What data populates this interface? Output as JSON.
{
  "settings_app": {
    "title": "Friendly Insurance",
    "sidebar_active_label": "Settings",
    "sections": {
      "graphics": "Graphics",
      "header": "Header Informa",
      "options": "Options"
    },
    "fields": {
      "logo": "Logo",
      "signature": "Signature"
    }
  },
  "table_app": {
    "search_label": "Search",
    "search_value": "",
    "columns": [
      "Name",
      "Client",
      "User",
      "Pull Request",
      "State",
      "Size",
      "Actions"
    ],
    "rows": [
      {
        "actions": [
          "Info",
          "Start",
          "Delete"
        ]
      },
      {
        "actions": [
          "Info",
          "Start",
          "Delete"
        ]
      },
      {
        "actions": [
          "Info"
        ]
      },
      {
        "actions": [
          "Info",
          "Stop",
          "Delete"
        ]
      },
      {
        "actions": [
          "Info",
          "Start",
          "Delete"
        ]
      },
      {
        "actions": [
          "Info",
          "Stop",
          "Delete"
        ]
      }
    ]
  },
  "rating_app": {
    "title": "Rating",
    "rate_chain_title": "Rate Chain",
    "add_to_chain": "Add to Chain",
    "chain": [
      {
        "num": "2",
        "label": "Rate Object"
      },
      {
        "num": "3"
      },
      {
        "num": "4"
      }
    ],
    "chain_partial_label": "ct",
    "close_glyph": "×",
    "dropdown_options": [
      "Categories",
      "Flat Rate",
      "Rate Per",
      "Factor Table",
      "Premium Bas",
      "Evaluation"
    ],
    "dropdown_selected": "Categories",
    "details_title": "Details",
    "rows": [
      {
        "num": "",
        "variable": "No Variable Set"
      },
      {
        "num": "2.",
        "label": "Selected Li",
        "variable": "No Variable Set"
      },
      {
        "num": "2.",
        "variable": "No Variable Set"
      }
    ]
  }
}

+-------+

• INSTRUCTIONS TO FOLLOW
Each line of the material above needs to be quoted exactly, please.

• PROBLEM SOLUTION
What data populates this interface? Output as JSON.
{
  "settings_app": {
    "title": "Friendly Insurance",
    "sidebar_active_label": "Settings",
    "sections": {
      "graphics": "Graphics",
      "header": "Header Informa",
      "options": "Options"
    },
    "fields": {
      "logo": "Logo",
      "signature": "Signature"
    }
  },
  "table_app": {
    "search_label": "Search",
    "search_value": "",
    "columns": [
      "Name",
      "Client",
      "User",
      "Pull Request",
      "State",
      "Size",
      "Actions"
    ],
    "rows": [
      {
        "actions": [
          "Info",
          "Start",
          "Delete"
        ]
      },
      {
        "actions": [
          "Info",
          "Start",
          "Delete"
        ]
      },
      {
        "actions": [
          "Info"
        ]
      },
      {
        "actions": [
          "Info",
          "Stop",
          "Delete"
        ]
      },
      {
        "actions": [
          "Info",
          "Start",
          "Delete"
        ]
      },
      {
        "actions": [
          "Info",
          "Stop",
          "Delete"
        ]
      }
    ]
  },
  "rating_app": {
    "title": "Rating",
    "rate_chain_title": "Rate Chain",
    "add_to_chain": "Add to Chain",
    "chain": [
      {
        "num": "2",
        "label": "Rate Object"
      },
      {
        "num": "3"
      },
      {
        "num": "4"
      }
    ],
    "chain_partial_label": "ct",
    "close_glyph": "×",
    "dropdown_options": [
      "Categories",
      "Flat Rate",
      "Rate Per",
      "Factor Table",
      "Premium Bas",
      "Evaluation"
    ],
    "dropdown_selected": "Categories",
    "details_title": "Details",
    "rows": [
      {
        "num": "",
        "variable": "No Variable Set"
      },
      {
        "num": "2.",
        "label": "Selected Li",
        "variable": "No Variable Set"
      },
      {
        "num": "2.",
        "variable": "No Variable Set"
      }
    ]
  }
}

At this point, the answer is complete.